### Your instructions:
In the items below, rename each occurrence of "x-tick-label" as "x-axis-tick-label". Reproduce every other line and character without change.

Spatial annotation records
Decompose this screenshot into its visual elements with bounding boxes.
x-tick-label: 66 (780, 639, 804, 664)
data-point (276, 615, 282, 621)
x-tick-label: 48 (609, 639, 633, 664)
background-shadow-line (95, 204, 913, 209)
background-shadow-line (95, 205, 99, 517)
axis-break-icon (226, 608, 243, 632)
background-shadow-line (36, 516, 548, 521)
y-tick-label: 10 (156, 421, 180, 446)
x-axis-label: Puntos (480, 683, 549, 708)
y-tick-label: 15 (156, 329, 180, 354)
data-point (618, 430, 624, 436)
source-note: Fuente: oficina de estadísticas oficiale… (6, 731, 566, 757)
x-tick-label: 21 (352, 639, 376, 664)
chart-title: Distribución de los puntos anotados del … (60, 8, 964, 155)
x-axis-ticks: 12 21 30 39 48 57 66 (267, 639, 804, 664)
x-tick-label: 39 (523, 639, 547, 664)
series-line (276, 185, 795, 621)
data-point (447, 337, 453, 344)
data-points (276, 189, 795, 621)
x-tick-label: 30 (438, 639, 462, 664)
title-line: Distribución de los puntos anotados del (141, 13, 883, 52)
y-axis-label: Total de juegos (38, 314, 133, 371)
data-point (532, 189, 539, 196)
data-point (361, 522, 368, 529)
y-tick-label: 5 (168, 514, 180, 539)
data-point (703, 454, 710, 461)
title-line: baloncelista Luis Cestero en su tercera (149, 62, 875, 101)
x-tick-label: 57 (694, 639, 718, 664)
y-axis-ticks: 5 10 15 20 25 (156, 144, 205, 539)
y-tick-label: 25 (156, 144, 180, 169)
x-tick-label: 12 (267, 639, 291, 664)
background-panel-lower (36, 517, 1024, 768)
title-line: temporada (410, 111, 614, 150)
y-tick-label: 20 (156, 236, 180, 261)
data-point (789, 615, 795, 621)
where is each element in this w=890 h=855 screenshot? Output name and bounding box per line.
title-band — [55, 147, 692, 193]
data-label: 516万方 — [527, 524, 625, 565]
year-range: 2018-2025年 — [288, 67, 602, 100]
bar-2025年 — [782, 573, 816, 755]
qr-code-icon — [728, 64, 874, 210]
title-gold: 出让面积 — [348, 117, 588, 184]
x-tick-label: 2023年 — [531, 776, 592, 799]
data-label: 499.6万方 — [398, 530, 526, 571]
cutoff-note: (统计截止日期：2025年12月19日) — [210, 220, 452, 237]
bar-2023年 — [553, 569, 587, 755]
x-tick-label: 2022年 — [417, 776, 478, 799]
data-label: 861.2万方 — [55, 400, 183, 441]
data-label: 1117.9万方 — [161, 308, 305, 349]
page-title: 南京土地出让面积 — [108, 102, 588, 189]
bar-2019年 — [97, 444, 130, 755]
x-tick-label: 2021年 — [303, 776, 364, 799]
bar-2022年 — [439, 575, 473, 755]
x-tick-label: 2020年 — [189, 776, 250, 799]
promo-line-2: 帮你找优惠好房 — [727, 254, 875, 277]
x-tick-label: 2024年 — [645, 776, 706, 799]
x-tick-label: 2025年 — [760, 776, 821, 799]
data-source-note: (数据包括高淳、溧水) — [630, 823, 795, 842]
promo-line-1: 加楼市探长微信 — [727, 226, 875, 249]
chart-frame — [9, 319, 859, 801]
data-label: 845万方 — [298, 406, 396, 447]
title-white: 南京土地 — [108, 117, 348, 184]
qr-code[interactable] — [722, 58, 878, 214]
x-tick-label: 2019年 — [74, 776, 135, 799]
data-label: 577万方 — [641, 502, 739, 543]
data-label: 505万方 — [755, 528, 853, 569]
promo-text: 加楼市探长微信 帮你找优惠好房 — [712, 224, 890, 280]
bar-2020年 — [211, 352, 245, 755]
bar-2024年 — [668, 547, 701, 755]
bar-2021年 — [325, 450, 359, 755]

### Final answer:
Decompose this screenshot into its visual elements with bounding boxes.
x-axis-tick-label: 66 (780, 639, 804, 664)
data-point (276, 615, 282, 621)
x-axis-tick-label: 48 (609, 639, 633, 664)
background-shadow-line (95, 204, 913, 209)
background-shadow-line (95, 205, 99, 517)
axis-break-icon (226, 608, 243, 632)
background-shadow-line (36, 516, 548, 521)
y-tick-label: 10 (156, 421, 180, 446)
x-axis-label: Puntos (480, 683, 549, 708)
y-tick-label: 15 (156, 329, 180, 354)
data-point (618, 430, 624, 436)
source-note: Fuente: oficina de estadísticas oficiale… (6, 731, 566, 757)
x-axis-tick-label: 21 (352, 639, 376, 664)
chart-title: Distribución de los puntos anotados del … (60, 8, 964, 155)
x-axis-ticks: 12 21 30 39 48 57 66 (267, 639, 804, 664)
x-axis-tick-label: 39 (523, 639, 547, 664)
series-line (276, 185, 795, 621)
data-point (447, 337, 453, 344)
data-points (276, 189, 795, 621)
x-axis-tick-label: 30 (438, 639, 462, 664)
title-line: Distribución de los puntos anotados del (141, 13, 883, 52)
y-axis-label: Total de juegos (38, 314, 133, 371)
data-point (532, 189, 539, 196)
data-point (361, 522, 368, 529)
y-tick-label: 5 (168, 514, 180, 539)
data-point (703, 454, 710, 461)
title-line: baloncelista Luis Cestero en su tercera (149, 62, 875, 101)
x-axis-tick-label: 57 (694, 639, 718, 664)
y-axis-ticks: 5 10 15 20 25 (156, 144, 205, 539)
y-tick-label: 25 (156, 144, 180, 169)
x-axis-tick-label: 12 (267, 639, 291, 664)
background-panel-lower (36, 517, 1024, 768)
title-line: temporada (410, 111, 614, 150)
y-tick-label: 20 (156, 236, 180, 261)
data-point (789, 615, 795, 621)
where is each element in this w=890 h=855 screenshot? Output name and bounding box per line.
title-band — [55, 147, 692, 193]
data-label: 516万方 — [527, 524, 625, 565]
year-range: 2018-2025年 — [288, 67, 602, 100]
bar-2025年 — [782, 573, 816, 755]
qr-code-icon — [728, 64, 874, 210]
title-gold: 出让面积 — [348, 117, 588, 184]
x-axis-tick-label: 2023年 — [531, 776, 592, 799]
data-label: 499.6万方 — [398, 530, 526, 571]
cutoff-note: (统计截止日期：2025年12月19日) — [210, 220, 452, 237]
bar-2023年 — [553, 569, 587, 755]
x-axis-tick-label: 2022年 — [417, 776, 478, 799]
data-label: 861.2万方 — [55, 400, 183, 441]
data-label: 1117.9万方 — [161, 308, 305, 349]
page-title: 南京土地出让面积 — [108, 102, 588, 189]
bar-2019年 — [97, 444, 130, 755]
x-axis-tick-label: 2021年 — [303, 776, 364, 799]
bar-2022年 — [439, 575, 473, 755]
x-axis-tick-label: 2020年 — [189, 776, 250, 799]
promo-line-2: 帮你找优惠好房 — [727, 254, 875, 277]
x-axis-tick-label: 2024年 — [645, 776, 706, 799]
x-axis-tick-label: 2025年 — [760, 776, 821, 799]
data-source-note: (数据包括高淳、溧水) — [630, 823, 795, 842]
promo-line-1: 加楼市探长微信 — [727, 226, 875, 249]
chart-frame — [9, 319, 859, 801]
data-label: 845万方 — [298, 406, 396, 447]
title-white: 南京土地 — [108, 117, 348, 184]
qr-code[interactable] — [722, 58, 878, 214]
x-axis-tick-label: 2019年 — [74, 776, 135, 799]
data-label: 577万方 — [641, 502, 739, 543]
data-label: 505万方 — [755, 528, 853, 569]
promo-text: 加楼市探长微信 帮你找优惠好房 — [712, 224, 890, 280]
bar-2020年 — [211, 352, 245, 755]
bar-2024年 — [668, 547, 701, 755]
bar-2021年 — [325, 450, 359, 755]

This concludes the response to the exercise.